# Atividades:
a – Transcreva do excerto tudo o que vai desde "Sempre ouvi dizer" até "e ouçam-no também.".
b – Segundo o excerto, com que idade começou Almeida Faria a sua carreira?

# Excerto para ler:
+===+

Lessing, Faria e Sgt. Pepper

Verão

Um amigo que entrou agora de férias perguntou-me que livro deveria levar para a praia. E eu questionei-me se há uma “literatura de praia”. Talvez haja. Pessoalmente gosto de ler na praia qualquer tipo de livro (que seja bom preferencialmente, mas não podemos ler apenas obras-primas, isso é certo). Respondi-lhe o que me veio à ideia de imediato: “As Avós e outras histórias”, de Doris Lessing. Talvez porque a primeira novela que compõe este livro (e que lhe dá o título) tenha uma praia por cenário. “Foi um bom conselho”, fiquei a pensar, meio invejoso, enquanto o meu amigo partia feliz para a praia. (é que não podemos ler apenas obras-primas mas convém lê-las, isso ainda é mais certo).

Almeida Faria

O nome talvez seja desconhecido de muitos. Não surge nos escaparates, não será um best-seller. Todavia foi um dos escritores que mais influenciou a literatura portuguesa dos últimos 50 anos (diria que esta minha afirmação é quase um instinto). E começou a sua carreira com 19 anos (sim, é possível escrever belas obras com 19 anos, é coisa que me parece tão genial e que não consigo explicar) num livro polémico: “Rumor Branco”, na altura muito criticado. Foi Virgílio Ferreira que saiu em sua defesa. Quem quiser conhecer a literatura portuguesa do século passado tem mesmo de o ler. Nos últimos tempos a “Assírio & Alvim” tem reeditado a obra deste escritor alentejano.

& Tal

Sempre ouvi dizer que Sgt. Pepper’s Lonely Hearts Club Band era o melhor álbum de Rock de sempre (opinião muito discutível, é certo). Cresci a ouvi-lo repetidamente e gosto muito do disco em que os Beatles deixam de ser, definitivamente, uma espécie de Boy’s Band meio queque, para se transformarem na vanguarda do seu tempo. O disco faz agora 50 anos, em junho de 2017 (o que quererá dizer que vou deixando de ser novo), e a sua audição não surge datada (pelo menos é assim que o sinto). Reouço-o, deleito-me: a música guia-me, emociona-me, as palavras inquietam-me e fico a pensar na vida, na amizade, no amor e na solidão, nos hippies que não morrem. Pensem e ouçam-no também.

+===+

# Registos fornecidos:
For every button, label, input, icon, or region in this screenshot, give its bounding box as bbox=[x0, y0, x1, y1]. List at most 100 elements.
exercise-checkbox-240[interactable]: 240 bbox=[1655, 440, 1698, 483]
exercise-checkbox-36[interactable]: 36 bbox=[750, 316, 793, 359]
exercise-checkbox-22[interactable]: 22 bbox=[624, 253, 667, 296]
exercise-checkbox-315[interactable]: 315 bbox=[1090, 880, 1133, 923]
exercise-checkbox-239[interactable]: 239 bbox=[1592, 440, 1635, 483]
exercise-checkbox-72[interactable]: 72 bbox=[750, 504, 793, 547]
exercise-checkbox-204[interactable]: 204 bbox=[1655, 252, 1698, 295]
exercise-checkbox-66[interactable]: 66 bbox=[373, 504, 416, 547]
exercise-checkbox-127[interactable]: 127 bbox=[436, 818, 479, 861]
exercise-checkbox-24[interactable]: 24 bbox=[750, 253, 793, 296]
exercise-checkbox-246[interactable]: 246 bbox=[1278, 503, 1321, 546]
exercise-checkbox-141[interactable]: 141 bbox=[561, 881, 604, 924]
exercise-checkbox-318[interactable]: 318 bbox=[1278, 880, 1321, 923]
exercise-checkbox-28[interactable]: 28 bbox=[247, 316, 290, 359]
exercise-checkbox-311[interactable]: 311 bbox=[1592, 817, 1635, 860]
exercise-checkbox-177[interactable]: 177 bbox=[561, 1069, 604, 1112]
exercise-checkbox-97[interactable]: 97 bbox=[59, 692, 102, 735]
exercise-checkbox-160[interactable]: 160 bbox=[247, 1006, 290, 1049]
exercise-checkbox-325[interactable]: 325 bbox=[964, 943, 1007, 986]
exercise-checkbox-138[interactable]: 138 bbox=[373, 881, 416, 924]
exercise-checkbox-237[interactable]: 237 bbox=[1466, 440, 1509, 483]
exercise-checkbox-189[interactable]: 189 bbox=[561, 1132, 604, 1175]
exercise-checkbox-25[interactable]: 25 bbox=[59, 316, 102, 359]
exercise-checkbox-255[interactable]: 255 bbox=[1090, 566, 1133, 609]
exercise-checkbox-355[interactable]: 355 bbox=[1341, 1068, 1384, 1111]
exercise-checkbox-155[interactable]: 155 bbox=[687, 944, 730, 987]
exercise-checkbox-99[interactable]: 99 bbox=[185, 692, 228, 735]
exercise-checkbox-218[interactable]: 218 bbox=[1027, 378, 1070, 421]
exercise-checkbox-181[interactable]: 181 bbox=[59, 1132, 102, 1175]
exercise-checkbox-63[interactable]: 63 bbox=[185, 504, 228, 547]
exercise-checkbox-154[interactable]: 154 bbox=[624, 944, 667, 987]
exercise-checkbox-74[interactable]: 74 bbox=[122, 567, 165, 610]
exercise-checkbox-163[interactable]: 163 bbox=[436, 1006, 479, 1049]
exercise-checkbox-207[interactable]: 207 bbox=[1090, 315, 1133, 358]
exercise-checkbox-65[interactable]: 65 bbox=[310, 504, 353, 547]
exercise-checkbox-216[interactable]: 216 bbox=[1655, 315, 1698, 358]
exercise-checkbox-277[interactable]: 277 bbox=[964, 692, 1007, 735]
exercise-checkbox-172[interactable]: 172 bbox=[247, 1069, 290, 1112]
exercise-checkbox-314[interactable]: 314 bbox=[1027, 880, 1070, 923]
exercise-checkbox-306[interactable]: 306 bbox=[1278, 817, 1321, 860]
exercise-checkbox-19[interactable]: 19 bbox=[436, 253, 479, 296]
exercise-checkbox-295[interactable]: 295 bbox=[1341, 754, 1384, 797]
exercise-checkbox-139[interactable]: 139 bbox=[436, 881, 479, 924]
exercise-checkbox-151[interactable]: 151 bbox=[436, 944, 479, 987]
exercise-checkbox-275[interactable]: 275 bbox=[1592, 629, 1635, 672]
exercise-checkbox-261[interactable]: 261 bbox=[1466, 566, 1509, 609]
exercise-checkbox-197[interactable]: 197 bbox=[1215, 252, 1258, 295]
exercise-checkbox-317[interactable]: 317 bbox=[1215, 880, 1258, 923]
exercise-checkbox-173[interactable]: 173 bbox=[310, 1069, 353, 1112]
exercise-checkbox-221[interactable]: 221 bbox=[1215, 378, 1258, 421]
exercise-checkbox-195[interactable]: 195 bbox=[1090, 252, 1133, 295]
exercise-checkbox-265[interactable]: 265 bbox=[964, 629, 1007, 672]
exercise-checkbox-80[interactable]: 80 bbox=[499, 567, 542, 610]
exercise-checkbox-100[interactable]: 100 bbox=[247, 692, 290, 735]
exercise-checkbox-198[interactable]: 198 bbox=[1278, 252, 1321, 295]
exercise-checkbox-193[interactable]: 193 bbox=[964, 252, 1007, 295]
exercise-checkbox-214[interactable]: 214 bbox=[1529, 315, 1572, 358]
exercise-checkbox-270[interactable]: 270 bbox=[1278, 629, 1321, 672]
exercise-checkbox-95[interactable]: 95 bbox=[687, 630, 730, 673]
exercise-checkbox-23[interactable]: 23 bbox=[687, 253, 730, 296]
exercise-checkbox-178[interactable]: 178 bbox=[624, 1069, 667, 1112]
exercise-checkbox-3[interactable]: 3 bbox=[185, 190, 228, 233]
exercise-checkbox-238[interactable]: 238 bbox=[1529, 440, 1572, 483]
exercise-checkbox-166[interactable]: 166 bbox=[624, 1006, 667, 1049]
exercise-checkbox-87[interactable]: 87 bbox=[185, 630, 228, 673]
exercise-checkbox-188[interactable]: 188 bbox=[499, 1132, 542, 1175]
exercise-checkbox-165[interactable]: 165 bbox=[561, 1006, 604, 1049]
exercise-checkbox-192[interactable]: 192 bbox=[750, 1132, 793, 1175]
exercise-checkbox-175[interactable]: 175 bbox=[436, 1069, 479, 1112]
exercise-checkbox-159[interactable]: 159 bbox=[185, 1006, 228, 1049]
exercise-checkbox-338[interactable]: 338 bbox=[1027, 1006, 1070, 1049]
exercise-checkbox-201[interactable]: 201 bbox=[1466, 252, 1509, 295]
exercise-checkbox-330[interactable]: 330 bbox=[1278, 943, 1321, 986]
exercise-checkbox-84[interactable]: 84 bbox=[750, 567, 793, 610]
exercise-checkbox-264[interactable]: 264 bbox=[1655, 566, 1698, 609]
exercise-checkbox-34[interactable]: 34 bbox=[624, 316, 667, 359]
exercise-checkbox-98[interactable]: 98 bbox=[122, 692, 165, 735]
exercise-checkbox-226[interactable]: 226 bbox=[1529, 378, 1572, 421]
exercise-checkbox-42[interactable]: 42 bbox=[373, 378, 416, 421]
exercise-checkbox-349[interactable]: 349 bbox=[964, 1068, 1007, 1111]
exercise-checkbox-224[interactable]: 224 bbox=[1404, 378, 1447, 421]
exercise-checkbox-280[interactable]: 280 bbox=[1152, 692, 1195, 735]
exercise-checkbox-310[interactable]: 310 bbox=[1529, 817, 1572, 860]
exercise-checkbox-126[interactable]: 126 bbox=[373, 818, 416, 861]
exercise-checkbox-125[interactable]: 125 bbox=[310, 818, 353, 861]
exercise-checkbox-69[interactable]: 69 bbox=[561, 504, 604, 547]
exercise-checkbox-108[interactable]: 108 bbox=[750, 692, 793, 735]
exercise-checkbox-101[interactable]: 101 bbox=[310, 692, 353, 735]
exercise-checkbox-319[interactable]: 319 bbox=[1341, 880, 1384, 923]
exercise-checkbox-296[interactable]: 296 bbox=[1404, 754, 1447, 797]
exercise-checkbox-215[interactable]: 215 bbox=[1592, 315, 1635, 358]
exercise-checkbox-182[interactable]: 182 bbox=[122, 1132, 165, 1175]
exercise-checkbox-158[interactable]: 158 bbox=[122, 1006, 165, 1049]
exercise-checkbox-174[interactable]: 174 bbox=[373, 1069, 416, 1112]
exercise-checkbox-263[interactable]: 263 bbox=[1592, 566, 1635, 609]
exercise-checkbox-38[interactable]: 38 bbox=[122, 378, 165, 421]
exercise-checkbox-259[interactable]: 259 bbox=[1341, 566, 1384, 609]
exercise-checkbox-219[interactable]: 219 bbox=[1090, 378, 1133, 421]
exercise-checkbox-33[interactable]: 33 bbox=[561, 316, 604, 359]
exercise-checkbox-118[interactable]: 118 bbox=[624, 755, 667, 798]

+===+

# Respostas por tarefa:
a –
Sempre ouvi dizer que Sgt. Pepper’s Lonely Hearts Club Band era o melhor álbum de Rock de sempre (opinião muito discutível, é certo). Cresci a ouvi-lo repetidamente e gosto muito do disco em que os Beatles deixam de ser, definitivamente, uma espécie de Boy’s Band meio queque, para se transformarem na vanguarda do seu tempo. O disco faz agora 50 anos, em junho de 2017 (o que quererá dizer que vou deixando de ser novo), e a sua audição não surge datada (pelo menos é assim que o sinto). Reouço-o, deleito-me: a música guia-me, emociona-me, as palavras inquietam-me e fico a pensar na vida, na amizade, no amor e na solidão, nos hippies que não morrem. Pensem e ouçam-no também.

b – Com 19 anos.